- _Tarefas obrigatórias_
1. Transcreva do texto sobre colecionadores de discos o trecho que começa em "Estava definido o" e termina em "à faixa pretendida.".
2. Dê continuidade ao texto sobre colecionadores de discos a partir da última frase apresentada.

- _Trecho do texto_
· · · ·

Além dos Beatles e dos «afilhados» destes, os Oasis, Luís Pinheiro de Almeida ouve e compra um pouco de tudo (tem quase tudo de Neil Young ou dos U2); embora com o «coração partido», está a comprar em CD os discos que antes tinha em vinil; insiste em comprar os discos da sua juventude e ainda tem mais duas «pancadas»: discos de Natal e discos de futebol (hinos de clubes, temas interpretados por futebolistas). «Não consigo explicar mas não consigo resistir», diz. Muitas das coisas encontra-as na Internet, método que considera rápido e barato. «Além disso, muitas vezes até posso ouvir o disco antes de o comprar», explica.
O seu maior orgulho? Um disco que parece de papel. Os Beatles a cantar Everywhere It’s Christmas numa edição especial para o clube de fãs. «Não deve ser o mais valioso mas é muito raro, o Paul McCartney ficou maluco quando o viu, queria comprá-lo». Impossível, claro. «Nunca vendi um disco na minha vida, raramente empresto e só às vezes troco.»

HEITOR DE VASCONCELOS

Heitor de Vasconcelos não se lembra qual foi o primeiro disco que comprou: terá sido dos Beatles ou dos Yes? Mas sabe que até 1984 nunca tinha comprado um 45 rotações. Não simpatizava com o formato. Um dia, regressou a S. Pedro do Sul, a sua terra, visitou o café onde passou parte da juventude e encontrou a juke-box onde costumava gastar várias moedas de dez tostões para ouvir sempre o mesmo disco: Ai Hana, de Paul Anka. Os discos com que tinha dançado e namorado estavam para ali, ao abandono, e Heitor não lhes resistiu e quis trazê-los para sua casa. «Todas as colecções começam assim, por motivos afectivos», explica. «Queria regressar à meninice, talvez não quisesse envelhecer». Nessa altura, Heitor ainda não era um coleccionador. Foi buscar os discos antigos do pai, comprava o que lhe aparecia. «De repente dei por mim muito disperso. E, depois, olho para o mercado internacional e tento perceber como é que eu posso concorrer com os outros coleccionadores, onde é que eu poderia marcar a diferença? Compreendi, então, que era nos discos portugueses ou editados em Portugal.»
Estava definido o principal critério. Outro se lhe seguiu: agora, Heitor de Vasconcelos já prefere os 45 rotações ao grande formato: «O EP tem um charme que os LPs não têm. Por um lado, condensa os êxitos, são apenas quatro músicas. Por outro, é o formato habitual da fotografia e cria-se uma estética destas capas, há coisas fantásticas.» Heitor tem mais de oito mil desses pequenos discos, em 45 rotações (75 por cento dos quais com prensagem portuguesa) e cerca de quatro mil em formato LP. Os discos, guardados em álbuns próprios, arrumados em estantes ou empilhados pelo chão, recheiam a sua pequena «sala de música», onde não tem nenhum leitor de CDs (porque não precisa) mas continua a ter todo o prazer com o acto de colocar um disco no prato e, com uma precisão cirúrgica, fazer mover a agulha até à faixa pretendida.

· · · ·

- _Listagens de coordenadas das caixas_
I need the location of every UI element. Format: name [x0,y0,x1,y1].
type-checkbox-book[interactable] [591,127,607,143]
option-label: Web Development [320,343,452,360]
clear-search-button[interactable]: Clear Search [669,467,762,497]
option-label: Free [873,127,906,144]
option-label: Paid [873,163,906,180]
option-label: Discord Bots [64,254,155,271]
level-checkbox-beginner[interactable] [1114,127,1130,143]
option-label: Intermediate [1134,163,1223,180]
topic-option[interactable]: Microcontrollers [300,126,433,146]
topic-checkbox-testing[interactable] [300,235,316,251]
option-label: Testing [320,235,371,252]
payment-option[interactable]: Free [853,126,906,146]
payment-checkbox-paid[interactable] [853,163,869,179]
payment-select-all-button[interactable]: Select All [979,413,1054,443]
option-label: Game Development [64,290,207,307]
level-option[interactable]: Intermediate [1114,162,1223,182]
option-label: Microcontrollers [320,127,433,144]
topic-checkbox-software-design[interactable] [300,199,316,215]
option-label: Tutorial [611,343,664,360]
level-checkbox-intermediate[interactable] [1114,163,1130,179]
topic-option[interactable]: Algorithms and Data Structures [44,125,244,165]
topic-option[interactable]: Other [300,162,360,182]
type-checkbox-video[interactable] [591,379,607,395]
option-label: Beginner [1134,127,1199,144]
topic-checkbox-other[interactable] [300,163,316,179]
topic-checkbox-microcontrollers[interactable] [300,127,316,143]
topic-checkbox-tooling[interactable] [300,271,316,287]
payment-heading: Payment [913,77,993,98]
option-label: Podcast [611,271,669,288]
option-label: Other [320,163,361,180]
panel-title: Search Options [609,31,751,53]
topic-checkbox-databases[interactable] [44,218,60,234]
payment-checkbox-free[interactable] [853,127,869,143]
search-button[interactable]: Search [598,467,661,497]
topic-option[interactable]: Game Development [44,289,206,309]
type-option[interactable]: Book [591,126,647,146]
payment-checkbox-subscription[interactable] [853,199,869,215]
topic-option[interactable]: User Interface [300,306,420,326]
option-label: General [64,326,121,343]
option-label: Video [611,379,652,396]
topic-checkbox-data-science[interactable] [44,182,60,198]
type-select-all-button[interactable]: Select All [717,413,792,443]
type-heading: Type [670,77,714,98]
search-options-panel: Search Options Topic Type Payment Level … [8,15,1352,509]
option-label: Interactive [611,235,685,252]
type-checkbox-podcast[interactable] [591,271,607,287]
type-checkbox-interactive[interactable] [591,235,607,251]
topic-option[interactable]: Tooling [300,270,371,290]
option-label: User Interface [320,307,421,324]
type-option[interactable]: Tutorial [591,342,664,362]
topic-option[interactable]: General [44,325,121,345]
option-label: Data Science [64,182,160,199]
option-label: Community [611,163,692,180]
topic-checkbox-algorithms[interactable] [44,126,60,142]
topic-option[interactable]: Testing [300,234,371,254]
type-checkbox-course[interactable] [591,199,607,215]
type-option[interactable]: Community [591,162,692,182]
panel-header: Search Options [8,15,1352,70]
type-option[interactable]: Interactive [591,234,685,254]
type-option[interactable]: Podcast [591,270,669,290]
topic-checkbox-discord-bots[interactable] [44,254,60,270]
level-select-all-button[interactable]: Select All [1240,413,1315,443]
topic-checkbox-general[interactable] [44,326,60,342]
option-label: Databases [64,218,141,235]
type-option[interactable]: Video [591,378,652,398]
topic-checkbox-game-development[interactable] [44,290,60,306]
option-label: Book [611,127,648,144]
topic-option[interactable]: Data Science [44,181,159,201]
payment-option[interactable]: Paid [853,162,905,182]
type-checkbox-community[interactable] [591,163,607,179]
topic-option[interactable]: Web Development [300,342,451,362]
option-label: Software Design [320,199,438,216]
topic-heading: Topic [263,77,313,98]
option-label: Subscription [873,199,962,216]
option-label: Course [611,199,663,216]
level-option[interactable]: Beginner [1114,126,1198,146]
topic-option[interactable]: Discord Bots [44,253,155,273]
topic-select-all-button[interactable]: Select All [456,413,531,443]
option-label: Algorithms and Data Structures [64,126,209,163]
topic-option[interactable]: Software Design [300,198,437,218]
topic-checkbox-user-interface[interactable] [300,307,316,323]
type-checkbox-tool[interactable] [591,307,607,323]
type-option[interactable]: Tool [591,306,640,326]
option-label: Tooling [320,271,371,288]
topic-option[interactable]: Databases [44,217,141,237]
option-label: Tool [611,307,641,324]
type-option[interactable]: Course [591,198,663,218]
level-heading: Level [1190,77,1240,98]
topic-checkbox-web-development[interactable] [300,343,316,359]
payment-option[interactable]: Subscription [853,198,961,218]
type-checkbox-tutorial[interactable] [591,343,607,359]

· · · ·

- _Respostas redigidas_
1.
Estava definido o principal critério. Outro se lhe seguiu: agora, Heitor de Vasconcelos já prefere os 45 rotações ao grande formato: «O EP tem um charme que os LPs não têm. Por um lado, condensa os êxitos, são apenas quatro músicas. Por outro, é o formato habitual da fotografia e cria-se uma estética destas capas, há coisas fantásticas.» Heitor tem mais de oito mil desses pequenos discos, em 45 rotações (75 por cento dos quais com prensagem portuguesa) e cerca de quatro mil em formato LP. Os discos, guardados em álbuns próprios, arrumados em estantes ou empilhados pelo chão, recheiam a sua pequena «sala de música», onde não tem nenhum leitor de CDs (porque não precisa) mas continua a ter todo o prazer com o acto de colocar um disco no prato e, com uma precisão cirúrgica, fazer mover a agulha até à faixa pretendida.

2.
Nesta fantástica colecção, Amália é a rainha com mais de 500 discos. «Eu nem sequer gosto muito de fado mas a Amália é uma coisa diferente, não é só o fado, é tudo. Era a maneira como cantava e era o facto de ser muito fotogénica e ter umas capas geniais. É uma colecção especial.» No gira-discos de Heitor de Vasconcelos, Amália Rodrigues canta em vários formatos (até no raro 78 rotações) e em edições do Japão, da Turquia, do México, do Brasil, dos Estados Unidos, da França, do mundo inteiro. Mas há mais. Heitor de Vasconcelos orgulha-se de ter praticamente todos os discos do pop-rock português e ainda todos os discos estrangeiros prensados em Portugal. Em 45 rotações, claro.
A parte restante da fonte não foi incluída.